Requirements:
Every entry here needs to be repeated exactly.
Start of Dataset rows
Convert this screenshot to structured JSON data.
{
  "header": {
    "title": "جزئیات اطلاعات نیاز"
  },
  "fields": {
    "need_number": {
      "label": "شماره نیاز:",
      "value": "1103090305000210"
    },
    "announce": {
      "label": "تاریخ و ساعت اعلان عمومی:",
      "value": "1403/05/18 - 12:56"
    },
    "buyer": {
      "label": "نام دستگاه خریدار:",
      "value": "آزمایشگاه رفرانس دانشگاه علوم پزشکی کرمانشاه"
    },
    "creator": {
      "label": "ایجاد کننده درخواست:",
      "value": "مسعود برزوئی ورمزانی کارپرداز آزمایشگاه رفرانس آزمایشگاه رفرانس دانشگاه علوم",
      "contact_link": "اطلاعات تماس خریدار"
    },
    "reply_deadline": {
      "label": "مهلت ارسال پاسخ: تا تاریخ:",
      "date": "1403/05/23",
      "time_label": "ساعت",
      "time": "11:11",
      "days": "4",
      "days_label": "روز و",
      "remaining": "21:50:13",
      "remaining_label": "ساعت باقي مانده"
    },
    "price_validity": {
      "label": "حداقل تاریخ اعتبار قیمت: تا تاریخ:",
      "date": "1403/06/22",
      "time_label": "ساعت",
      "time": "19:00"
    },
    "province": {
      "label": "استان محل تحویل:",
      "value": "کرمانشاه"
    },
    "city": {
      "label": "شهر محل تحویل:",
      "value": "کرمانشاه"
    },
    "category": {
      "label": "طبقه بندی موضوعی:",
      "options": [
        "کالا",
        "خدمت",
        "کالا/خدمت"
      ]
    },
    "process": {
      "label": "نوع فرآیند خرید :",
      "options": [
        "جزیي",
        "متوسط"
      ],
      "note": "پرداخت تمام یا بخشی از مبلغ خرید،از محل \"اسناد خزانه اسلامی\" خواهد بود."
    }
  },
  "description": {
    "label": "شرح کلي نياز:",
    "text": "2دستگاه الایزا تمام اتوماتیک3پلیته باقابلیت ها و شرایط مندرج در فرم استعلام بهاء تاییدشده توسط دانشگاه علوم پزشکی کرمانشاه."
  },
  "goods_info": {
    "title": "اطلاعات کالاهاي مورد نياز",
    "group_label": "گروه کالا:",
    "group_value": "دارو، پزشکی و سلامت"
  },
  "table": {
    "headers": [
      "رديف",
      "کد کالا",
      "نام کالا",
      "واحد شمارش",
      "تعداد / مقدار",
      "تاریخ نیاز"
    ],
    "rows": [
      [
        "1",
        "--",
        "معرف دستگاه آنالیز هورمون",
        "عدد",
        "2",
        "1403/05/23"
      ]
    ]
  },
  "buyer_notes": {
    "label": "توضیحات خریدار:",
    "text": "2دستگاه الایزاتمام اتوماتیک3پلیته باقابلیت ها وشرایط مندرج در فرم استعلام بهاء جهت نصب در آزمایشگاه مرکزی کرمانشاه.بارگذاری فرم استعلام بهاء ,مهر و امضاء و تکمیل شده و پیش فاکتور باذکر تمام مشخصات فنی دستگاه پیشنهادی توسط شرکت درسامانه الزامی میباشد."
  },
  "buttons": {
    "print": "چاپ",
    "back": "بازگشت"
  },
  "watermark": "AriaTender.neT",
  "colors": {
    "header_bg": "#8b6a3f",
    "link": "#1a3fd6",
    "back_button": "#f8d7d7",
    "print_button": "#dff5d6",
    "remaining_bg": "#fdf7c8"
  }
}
End of Dataset rows
Reply to the exercise:
Convert this screenshot to structured JSON data.
{
  "header": {
    "title": "جزئیات اطلاعات نیاز"
  },
  "fields": {
    "need_number": {
      "label": "شماره نیاز:",
      "value": "1103090305000210"
    },
    "announce": {
      "label": "تاریخ و ساعت اعلان عمومی:",
      "value": "1403/05/18 - 12:56"
    },
    "buyer": {
      "label": "نام دستگاه خریدار:",
      "value": "آزمایشگاه رفرانس دانشگاه علوم پزشکی کرمانشاه"
    },
    "creator": {
      "label": "ایجاد کننده درخواست:",
      "value": "مسعود برزوئی ورمزانی کارپرداز آزمایشگاه رفرانس آزمایشگاه رفرانس دانشگاه علوم",
      "contact_link": "اطلاعات تماس خریدار"
    },
    "reply_deadline": {
      "label": "مهلت ارسال پاسخ: تا تاریخ:",
      "date": "1403/05/23",
      "time_label": "ساعت",
      "time": "11:11",
      "days": "4",
      "days_label": "روز و",
      "remaining": "21:50:13",
      "remaining_label": "ساعت باقي مانده"
    },
    "price_validity": {
      "label": "حداقل تاریخ اعتبار قیمت: تا تاریخ:",
      "date": "1403/06/22",
      "time_label": "ساعت",
      "time": "19:00"
    },
    "province": {
      "label": "استان محل تحویل:",
      "value": "کرمانشاه"
    },
    "city": {
      "label": "شهر محل تحویل:",
      "value": "کرمانشاه"
    },
    "category": {
      "label": "طبقه بندی موضوعی:",
      "options": [
        "کالا",
        "خدمت",
        "کالا/خدمت"
      ]
    },
    "process": {
      "label": "نوع فرآیند خرید :",
      "options": [
        "جزیي",
        "متوسط"
      ],
      "note": "پرداخت تمام یا بخشی از مبلغ خرید،از محل \"اسناد خزانه اسلامی\" خواهد بود."
    }
  },
  "description": {
    "label": "شرح کلي نياز:",
    "text": "2دستگاه الایزا تمام اتوماتیک3پلیته باقابلیت ها و شرایط مندرج در فرم استعلام بهاء تاییدشده توسط دانشگاه علوم پزشکی کرمانشاه."
  },
  "goods_info": {
    "title": "اطلاعات کالاهاي مورد نياز",
    "group_label": "گروه کالا:",
    "group_value": "دارو، پزشکی و سلامت"
  },
  "table": {
    "headers": [
      "رديف",
      "کد کالا",
      "نام کالا",
      "واحد شمارش",
      "تعداد / مقدار",
      "تاریخ نیاز"
    ],
    "rows": [
      [
        "1",
        "--",
        "معرف دستگاه آنالیز هورمون",
        "عدد",
        "2",
        "1403/05/23"
      ]
    ]
  },
  "buyer_notes": {
    "label": "توضیحات خریدار:",
    "text": "2دستگاه الایزاتمام اتوماتیک3پلیته باقابلیت ها وشرایط مندرج در فرم استعلام بهاء جهت نصب در آزمایشگاه مرکزی کرمانشاه.بارگذاری فرم استعلام بهاء ,مهر و امضاء و تکمیل شده و پیش فاکتور باذکر تمام مشخصات فنی دستگاه پیشنهادی توسط شرکت درسامانه الزامی میباشد."
  },
  "buttons": {
    "print": "چاپ",
    "back": "بازگشت"
  },
  "watermark": "AriaTender.neT",
  "colors": {
    "header_bg": "#8b6a3f",
    "link": "#1a3fd6",
    "back_button": "#f8d7d7",
    "print_button": "#dff5d6",
    "remaining_bg": "#fdf7c8"
  }
}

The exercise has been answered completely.